## GOAL OF THE EXERCISE
Could you copy every line from the material below in which "používateľov" appears?

** Begin DATA EXTRACT **

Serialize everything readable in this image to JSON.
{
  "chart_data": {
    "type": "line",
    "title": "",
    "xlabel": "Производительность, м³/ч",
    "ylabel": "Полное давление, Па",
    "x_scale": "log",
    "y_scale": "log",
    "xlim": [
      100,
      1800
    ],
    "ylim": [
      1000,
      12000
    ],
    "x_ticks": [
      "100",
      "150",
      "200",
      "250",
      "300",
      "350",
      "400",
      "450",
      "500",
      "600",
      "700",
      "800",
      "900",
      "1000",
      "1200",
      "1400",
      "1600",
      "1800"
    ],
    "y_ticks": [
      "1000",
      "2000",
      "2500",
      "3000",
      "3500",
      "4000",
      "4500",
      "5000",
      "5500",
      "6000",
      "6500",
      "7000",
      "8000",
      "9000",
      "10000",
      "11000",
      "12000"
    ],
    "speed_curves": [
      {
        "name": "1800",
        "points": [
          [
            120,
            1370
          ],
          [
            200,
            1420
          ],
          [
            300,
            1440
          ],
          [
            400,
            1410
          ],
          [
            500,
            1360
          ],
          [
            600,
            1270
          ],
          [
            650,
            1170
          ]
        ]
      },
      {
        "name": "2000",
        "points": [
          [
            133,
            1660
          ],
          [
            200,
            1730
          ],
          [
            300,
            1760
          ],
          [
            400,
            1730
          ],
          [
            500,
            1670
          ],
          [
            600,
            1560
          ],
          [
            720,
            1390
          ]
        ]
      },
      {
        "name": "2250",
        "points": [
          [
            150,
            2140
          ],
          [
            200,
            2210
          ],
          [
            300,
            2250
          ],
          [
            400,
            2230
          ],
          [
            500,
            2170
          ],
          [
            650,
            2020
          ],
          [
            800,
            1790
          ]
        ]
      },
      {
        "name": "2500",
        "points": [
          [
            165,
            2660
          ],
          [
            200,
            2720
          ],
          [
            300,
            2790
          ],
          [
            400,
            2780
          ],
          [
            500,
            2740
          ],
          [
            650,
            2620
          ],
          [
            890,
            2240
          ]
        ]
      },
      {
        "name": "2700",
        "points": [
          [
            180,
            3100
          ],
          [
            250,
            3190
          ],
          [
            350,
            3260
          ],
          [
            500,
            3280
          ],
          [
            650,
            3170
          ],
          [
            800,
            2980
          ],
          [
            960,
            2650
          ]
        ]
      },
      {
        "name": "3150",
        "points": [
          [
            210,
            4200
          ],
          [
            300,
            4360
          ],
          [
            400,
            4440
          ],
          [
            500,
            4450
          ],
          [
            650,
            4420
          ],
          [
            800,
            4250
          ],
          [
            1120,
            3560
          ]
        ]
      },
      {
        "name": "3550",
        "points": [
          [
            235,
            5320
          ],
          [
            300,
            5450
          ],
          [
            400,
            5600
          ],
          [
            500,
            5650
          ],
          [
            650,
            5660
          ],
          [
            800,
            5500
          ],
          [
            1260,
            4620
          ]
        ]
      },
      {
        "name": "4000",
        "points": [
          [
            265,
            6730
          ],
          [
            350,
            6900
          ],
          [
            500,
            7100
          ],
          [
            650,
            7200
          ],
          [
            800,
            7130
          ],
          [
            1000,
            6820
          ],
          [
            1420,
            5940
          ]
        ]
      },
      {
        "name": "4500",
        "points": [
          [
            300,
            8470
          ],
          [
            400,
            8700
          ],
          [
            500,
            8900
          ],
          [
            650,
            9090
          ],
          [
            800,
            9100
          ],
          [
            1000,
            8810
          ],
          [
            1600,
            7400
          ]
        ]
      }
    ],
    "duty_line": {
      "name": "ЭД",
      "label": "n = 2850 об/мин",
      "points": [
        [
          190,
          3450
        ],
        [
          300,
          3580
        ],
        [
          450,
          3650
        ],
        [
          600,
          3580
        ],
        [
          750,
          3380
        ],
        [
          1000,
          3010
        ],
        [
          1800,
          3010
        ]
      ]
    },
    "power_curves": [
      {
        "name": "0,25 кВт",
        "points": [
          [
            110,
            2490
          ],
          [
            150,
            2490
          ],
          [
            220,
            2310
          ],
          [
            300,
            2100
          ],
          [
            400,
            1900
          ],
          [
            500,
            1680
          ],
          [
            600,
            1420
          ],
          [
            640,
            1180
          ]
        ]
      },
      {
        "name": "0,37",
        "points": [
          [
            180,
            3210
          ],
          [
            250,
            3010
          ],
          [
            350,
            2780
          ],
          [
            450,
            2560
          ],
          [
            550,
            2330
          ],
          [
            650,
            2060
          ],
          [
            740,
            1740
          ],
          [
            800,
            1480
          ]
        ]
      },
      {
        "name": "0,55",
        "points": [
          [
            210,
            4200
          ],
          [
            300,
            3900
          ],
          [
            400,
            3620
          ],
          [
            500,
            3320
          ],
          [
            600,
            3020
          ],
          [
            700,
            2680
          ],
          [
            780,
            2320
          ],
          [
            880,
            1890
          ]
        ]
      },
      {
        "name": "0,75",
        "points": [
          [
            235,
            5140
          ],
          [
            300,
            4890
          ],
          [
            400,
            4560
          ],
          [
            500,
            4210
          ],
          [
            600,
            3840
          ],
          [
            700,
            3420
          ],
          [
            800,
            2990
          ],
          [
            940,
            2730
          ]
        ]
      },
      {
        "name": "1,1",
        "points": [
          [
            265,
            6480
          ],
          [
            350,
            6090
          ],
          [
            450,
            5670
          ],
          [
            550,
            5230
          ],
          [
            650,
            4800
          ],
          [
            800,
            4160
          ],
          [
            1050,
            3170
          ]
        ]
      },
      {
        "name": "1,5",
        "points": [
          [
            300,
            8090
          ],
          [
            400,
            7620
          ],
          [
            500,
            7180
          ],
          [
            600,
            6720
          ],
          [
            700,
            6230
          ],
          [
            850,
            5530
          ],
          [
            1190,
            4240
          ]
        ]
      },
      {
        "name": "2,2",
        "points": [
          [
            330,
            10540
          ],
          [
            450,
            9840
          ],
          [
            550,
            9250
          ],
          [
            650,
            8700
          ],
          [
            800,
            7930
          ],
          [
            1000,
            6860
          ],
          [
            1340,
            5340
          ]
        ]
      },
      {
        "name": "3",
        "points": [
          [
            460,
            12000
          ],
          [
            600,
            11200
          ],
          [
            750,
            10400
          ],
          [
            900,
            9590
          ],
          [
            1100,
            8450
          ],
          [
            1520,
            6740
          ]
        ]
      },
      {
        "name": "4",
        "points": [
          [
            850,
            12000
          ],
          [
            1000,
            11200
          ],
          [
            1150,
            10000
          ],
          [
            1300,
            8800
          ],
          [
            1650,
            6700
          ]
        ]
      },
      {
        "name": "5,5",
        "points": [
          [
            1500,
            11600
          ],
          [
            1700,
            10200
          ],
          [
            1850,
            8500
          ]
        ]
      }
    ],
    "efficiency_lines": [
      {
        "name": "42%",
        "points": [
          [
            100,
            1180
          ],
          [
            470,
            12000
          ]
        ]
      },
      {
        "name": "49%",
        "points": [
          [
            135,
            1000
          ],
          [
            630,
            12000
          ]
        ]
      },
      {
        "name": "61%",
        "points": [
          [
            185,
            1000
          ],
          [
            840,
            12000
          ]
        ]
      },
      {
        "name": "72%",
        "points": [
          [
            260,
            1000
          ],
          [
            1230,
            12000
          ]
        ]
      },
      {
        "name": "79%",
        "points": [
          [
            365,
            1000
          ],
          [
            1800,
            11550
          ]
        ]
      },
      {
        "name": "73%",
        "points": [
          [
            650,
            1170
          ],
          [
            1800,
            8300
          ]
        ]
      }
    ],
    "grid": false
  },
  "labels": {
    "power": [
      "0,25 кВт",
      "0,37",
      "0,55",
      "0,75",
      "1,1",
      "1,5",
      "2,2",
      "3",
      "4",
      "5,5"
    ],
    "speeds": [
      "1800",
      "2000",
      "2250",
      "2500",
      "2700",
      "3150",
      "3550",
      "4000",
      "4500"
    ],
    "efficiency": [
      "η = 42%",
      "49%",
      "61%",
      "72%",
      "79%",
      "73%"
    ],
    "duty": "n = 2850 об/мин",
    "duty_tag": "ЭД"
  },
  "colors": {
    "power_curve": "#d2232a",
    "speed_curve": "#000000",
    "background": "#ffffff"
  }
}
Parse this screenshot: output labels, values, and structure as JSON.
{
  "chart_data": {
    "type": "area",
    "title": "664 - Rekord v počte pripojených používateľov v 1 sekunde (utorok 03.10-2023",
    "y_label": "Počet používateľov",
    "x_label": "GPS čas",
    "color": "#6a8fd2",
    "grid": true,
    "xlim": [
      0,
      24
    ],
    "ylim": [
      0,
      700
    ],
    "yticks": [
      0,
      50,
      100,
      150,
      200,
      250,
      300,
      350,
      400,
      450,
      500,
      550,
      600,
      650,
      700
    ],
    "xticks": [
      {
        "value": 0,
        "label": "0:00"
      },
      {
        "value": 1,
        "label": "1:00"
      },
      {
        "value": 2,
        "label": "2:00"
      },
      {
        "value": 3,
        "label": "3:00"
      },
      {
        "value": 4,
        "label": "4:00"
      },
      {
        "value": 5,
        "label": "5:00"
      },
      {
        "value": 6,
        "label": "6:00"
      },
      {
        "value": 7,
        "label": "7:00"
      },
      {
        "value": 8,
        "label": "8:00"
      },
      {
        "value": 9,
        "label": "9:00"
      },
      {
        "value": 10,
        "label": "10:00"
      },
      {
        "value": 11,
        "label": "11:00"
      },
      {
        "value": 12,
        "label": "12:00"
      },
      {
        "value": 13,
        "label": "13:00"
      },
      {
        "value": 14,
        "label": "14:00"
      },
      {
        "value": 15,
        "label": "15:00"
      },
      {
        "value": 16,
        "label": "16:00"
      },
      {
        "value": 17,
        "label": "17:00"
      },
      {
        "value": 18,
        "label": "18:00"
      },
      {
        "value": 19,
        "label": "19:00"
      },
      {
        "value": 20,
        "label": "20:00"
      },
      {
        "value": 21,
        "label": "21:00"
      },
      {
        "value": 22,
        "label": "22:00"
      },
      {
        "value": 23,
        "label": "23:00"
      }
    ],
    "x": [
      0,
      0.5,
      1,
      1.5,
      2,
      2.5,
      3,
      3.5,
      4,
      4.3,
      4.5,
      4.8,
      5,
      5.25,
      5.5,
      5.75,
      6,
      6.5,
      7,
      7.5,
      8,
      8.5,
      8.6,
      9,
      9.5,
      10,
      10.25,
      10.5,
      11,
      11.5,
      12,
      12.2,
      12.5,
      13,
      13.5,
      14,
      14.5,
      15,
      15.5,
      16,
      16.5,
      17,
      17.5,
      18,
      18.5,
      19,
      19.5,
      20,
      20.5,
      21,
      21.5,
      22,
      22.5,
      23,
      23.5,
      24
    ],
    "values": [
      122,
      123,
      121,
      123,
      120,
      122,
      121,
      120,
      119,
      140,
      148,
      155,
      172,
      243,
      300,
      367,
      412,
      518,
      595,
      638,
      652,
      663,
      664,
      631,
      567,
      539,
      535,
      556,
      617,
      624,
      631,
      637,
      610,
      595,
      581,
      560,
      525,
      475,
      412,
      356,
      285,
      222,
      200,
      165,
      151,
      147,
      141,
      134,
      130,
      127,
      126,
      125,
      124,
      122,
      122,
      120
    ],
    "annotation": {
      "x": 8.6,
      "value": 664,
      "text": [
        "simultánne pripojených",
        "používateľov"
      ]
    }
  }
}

** End DATA EXTRACT **

## COMPLETED EXERCISE
    "title": "664 - Rekord v počte pripojených používateľov v 1 sekunde (utorok 03.10-2023",
    "y_label": "Počet používateľov",
        "používateľov"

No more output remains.